_What to produce_: Search the data below for the string "false". Extract every line that contains it.

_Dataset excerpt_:
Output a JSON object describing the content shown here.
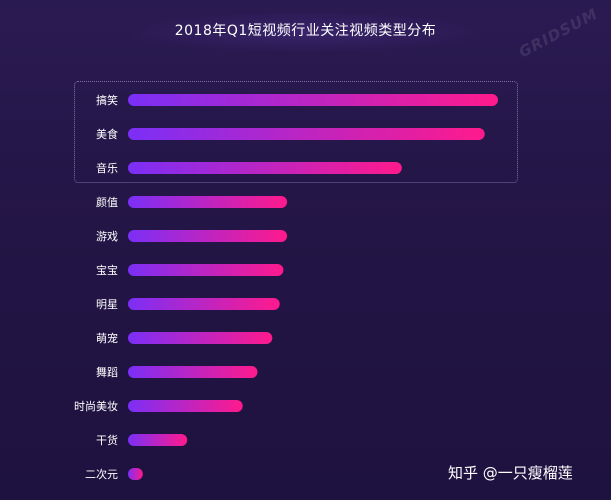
{
  "chart_data": {
    "type": "bar",
    "orientation": "horizontal",
    "title": "2018年Q1短视频行业关注视频类型分布",
    "categories": [
      "搞笑",
      "美食",
      "音乐",
      "颜值",
      "游戏",
      "宝宝",
      "明星",
      "萌宠",
      "舞蹈",
      "时尚美妆",
      "干货",
      "二次元"
    ],
    "values": [
      100,
      96.4,
      74,
      43,
      43,
      42,
      41,
      39,
      35,
      31,
      16,
      4
    ],
    "highlighted": [
      "搞笑",
      "美食",
      "音乐"
    ],
    "xlim": [
      0,
      100
    ],
    "grid": false,
    "legend": false,
    "colors": {
      "bar_start": "#7b2ff7",
      "bar_end": "#ff1a8c",
      "background": "#231545"
    }
  },
  "watermark": "GRIDSUM",
  "credit": "知乎 @一只瘦榴莲"
}
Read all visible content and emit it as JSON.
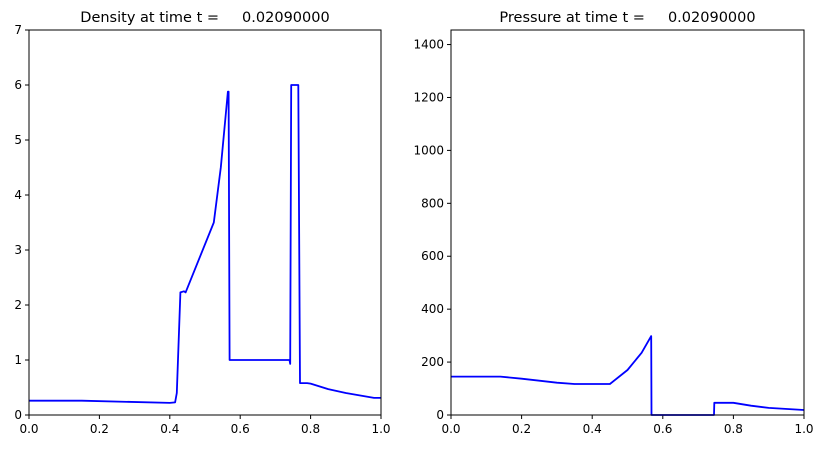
{
  "chart_data": [
    {
      "type": "line",
      "title": "Density at time t =     0.02090000",
      "xlabel": "",
      "ylabel": "",
      "xlim": [
        0,
        1
      ],
      "ylim": [
        0,
        7
      ],
      "xticks": [
        "0.0",
        "0.2",
        "0.4",
        "0.6",
        "0.8",
        "1.0"
      ],
      "yticks": [
        "0",
        "1",
        "2",
        "3",
        "4",
        "5",
        "6",
        "7"
      ],
      "grid": false,
      "color": "#0000ff",
      "x": [
        0,
        0.15,
        0.4,
        0.415,
        0.42,
        0.43,
        0.44,
        0.445,
        0.525,
        0.545,
        0.565,
        0.567,
        0.57,
        0.74,
        0.742,
        0.745,
        0.765,
        0.77,
        0.79,
        0.8,
        0.85,
        0.9,
        0.98,
        1.0
      ],
      "y": [
        0.26,
        0.26,
        0.22,
        0.23,
        0.4,
        2.23,
        2.25,
        2.23,
        3.5,
        4.5,
        5.88,
        5.88,
        1.0,
        1.0,
        0.93,
        6.0,
        6.0,
        0.58,
        0.58,
        0.57,
        0.47,
        0.4,
        0.31,
        0.31
      ]
    },
    {
      "type": "line",
      "title": "Pressure at time t =     0.02090000",
      "xlabel": "",
      "ylabel": "",
      "xlim": [
        0,
        1
      ],
      "ylim": [
        0,
        1455
      ],
      "xticks": [
        "0.0",
        "0.2",
        "0.4",
        "0.6",
        "0.8",
        "1.0"
      ],
      "yticks": [
        "0",
        "200",
        "400",
        "600",
        "800",
        "1000",
        "1200",
        "1400"
      ],
      "grid": false,
      "color": "#0000ff",
      "x": [
        0,
        0.14,
        0.2,
        0.3,
        0.35,
        0.45,
        0.5,
        0.54,
        0.567,
        0.568,
        0.745,
        0.746,
        0.8,
        0.85,
        0.9,
        1.0
      ],
      "y": [
        145,
        145,
        137,
        122,
        117,
        117,
        170,
        235,
        298,
        0,
        0,
        46,
        46,
        35,
        27,
        19
      ]
    }
  ]
}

_Complete output_:
    "grid": false,
    "legend": false,
      "grid": false,
      "grid": false,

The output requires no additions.